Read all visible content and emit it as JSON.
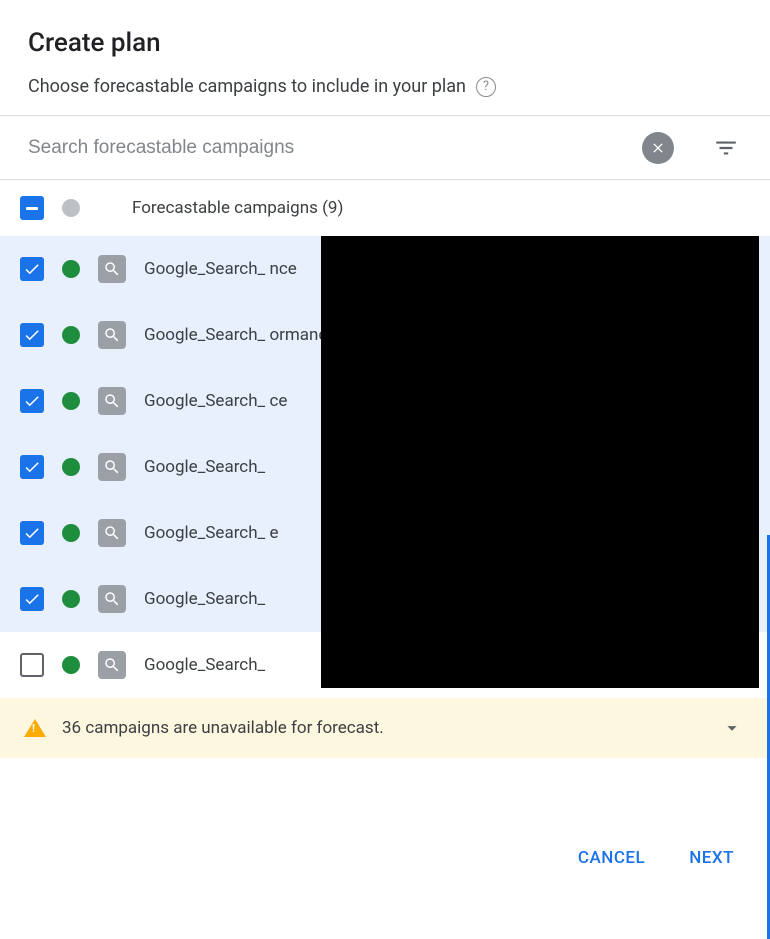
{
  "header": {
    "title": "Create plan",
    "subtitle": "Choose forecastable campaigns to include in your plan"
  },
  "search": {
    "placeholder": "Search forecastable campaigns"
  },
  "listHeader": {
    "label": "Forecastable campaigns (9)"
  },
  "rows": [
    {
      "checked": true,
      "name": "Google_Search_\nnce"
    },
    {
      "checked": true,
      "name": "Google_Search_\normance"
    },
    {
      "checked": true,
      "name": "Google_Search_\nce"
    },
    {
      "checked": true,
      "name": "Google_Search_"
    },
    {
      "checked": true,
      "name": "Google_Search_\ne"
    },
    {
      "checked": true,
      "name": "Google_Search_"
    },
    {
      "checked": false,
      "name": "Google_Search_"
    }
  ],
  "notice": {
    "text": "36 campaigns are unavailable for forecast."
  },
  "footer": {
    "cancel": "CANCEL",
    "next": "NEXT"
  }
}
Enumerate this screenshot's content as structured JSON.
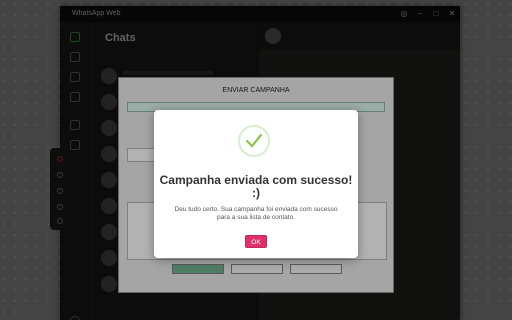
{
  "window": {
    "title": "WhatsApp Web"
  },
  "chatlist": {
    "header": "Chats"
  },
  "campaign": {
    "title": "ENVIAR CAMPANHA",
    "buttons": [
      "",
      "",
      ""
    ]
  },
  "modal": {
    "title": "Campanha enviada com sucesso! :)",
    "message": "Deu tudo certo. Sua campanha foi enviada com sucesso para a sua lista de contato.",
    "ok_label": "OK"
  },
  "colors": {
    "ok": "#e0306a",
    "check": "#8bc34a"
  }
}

##########

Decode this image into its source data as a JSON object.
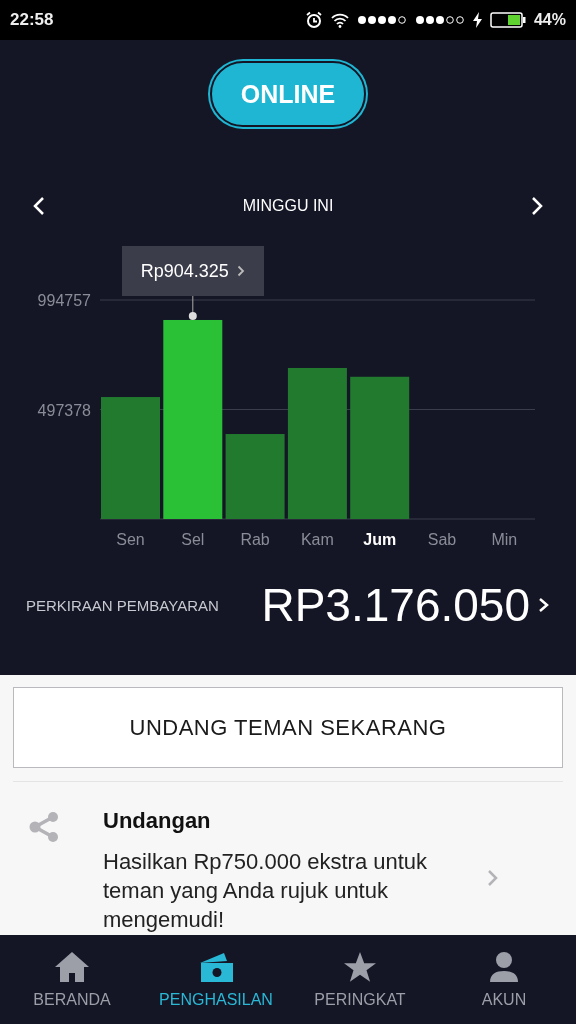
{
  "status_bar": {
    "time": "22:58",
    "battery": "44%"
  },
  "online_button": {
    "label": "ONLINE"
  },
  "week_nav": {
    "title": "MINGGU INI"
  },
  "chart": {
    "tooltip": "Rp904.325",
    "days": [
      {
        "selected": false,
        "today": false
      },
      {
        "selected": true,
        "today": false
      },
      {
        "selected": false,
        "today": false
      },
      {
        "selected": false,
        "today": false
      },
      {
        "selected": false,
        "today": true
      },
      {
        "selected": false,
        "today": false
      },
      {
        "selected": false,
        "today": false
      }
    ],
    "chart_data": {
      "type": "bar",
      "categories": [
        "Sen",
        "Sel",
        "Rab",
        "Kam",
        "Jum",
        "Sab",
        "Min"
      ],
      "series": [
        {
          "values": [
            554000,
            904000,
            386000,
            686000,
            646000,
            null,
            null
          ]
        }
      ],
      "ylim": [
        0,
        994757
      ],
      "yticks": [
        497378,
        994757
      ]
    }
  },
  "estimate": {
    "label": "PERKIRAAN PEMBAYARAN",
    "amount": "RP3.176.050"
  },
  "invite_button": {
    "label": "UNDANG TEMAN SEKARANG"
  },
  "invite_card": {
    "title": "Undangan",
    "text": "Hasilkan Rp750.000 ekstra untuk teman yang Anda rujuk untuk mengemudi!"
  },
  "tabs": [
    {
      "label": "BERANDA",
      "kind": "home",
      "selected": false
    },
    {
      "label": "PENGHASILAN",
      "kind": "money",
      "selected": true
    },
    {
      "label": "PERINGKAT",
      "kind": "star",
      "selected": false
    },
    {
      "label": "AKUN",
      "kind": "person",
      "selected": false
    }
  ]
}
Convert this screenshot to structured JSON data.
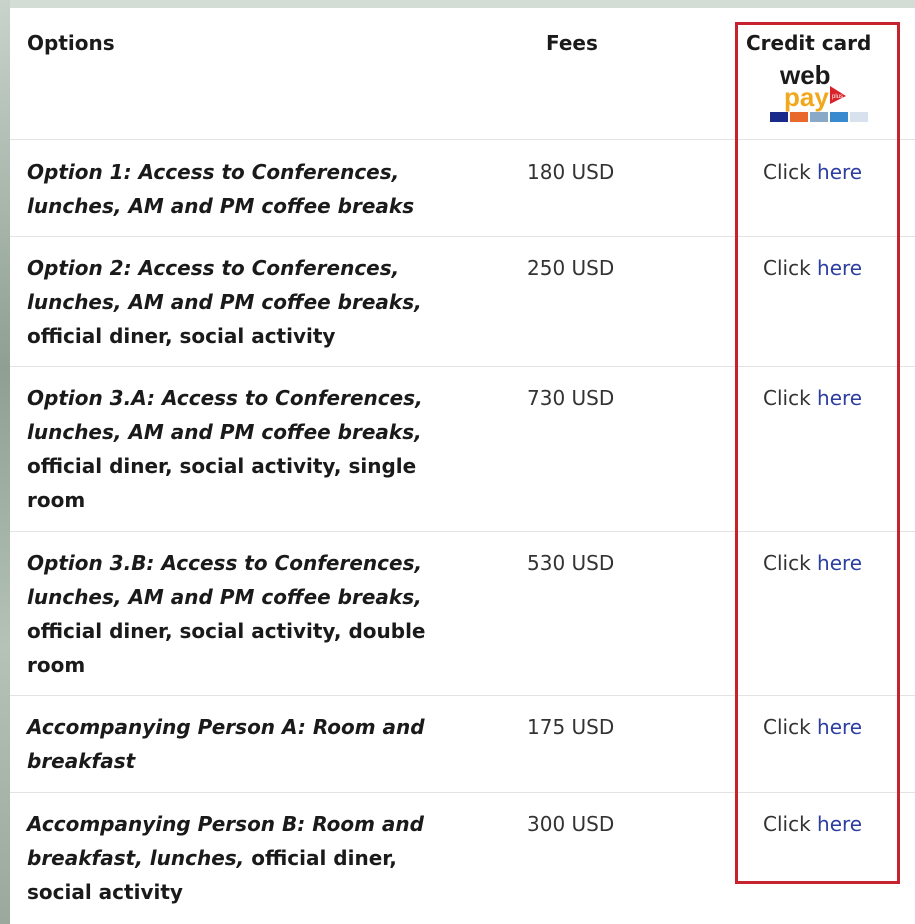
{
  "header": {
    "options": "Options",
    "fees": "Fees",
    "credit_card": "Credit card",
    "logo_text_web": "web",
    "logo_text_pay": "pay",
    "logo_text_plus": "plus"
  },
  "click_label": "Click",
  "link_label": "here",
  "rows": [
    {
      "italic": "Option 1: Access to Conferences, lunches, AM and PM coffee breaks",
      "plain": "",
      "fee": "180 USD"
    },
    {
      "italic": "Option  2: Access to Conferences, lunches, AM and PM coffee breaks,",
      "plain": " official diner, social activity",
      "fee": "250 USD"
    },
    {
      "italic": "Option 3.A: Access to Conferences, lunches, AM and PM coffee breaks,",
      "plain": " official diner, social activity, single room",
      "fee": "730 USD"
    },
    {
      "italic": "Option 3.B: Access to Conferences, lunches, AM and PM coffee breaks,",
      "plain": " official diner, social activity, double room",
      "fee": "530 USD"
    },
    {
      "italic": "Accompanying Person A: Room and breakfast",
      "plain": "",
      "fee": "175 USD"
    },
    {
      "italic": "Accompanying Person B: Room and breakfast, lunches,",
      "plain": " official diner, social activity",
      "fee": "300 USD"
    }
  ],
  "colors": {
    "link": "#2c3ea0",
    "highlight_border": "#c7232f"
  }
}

##########

— What is required —
Read the entries above, then pull out the lines that include "campaigns".

— Exercise solution —
    "subtitle": "Choose forecastable campaigns to include in your plan"
    "placeholder": "Search forecastable campaigns"
    "label": "Forecastable campaigns (9)"
    "text": "36 campaigns are unavailable for forecast."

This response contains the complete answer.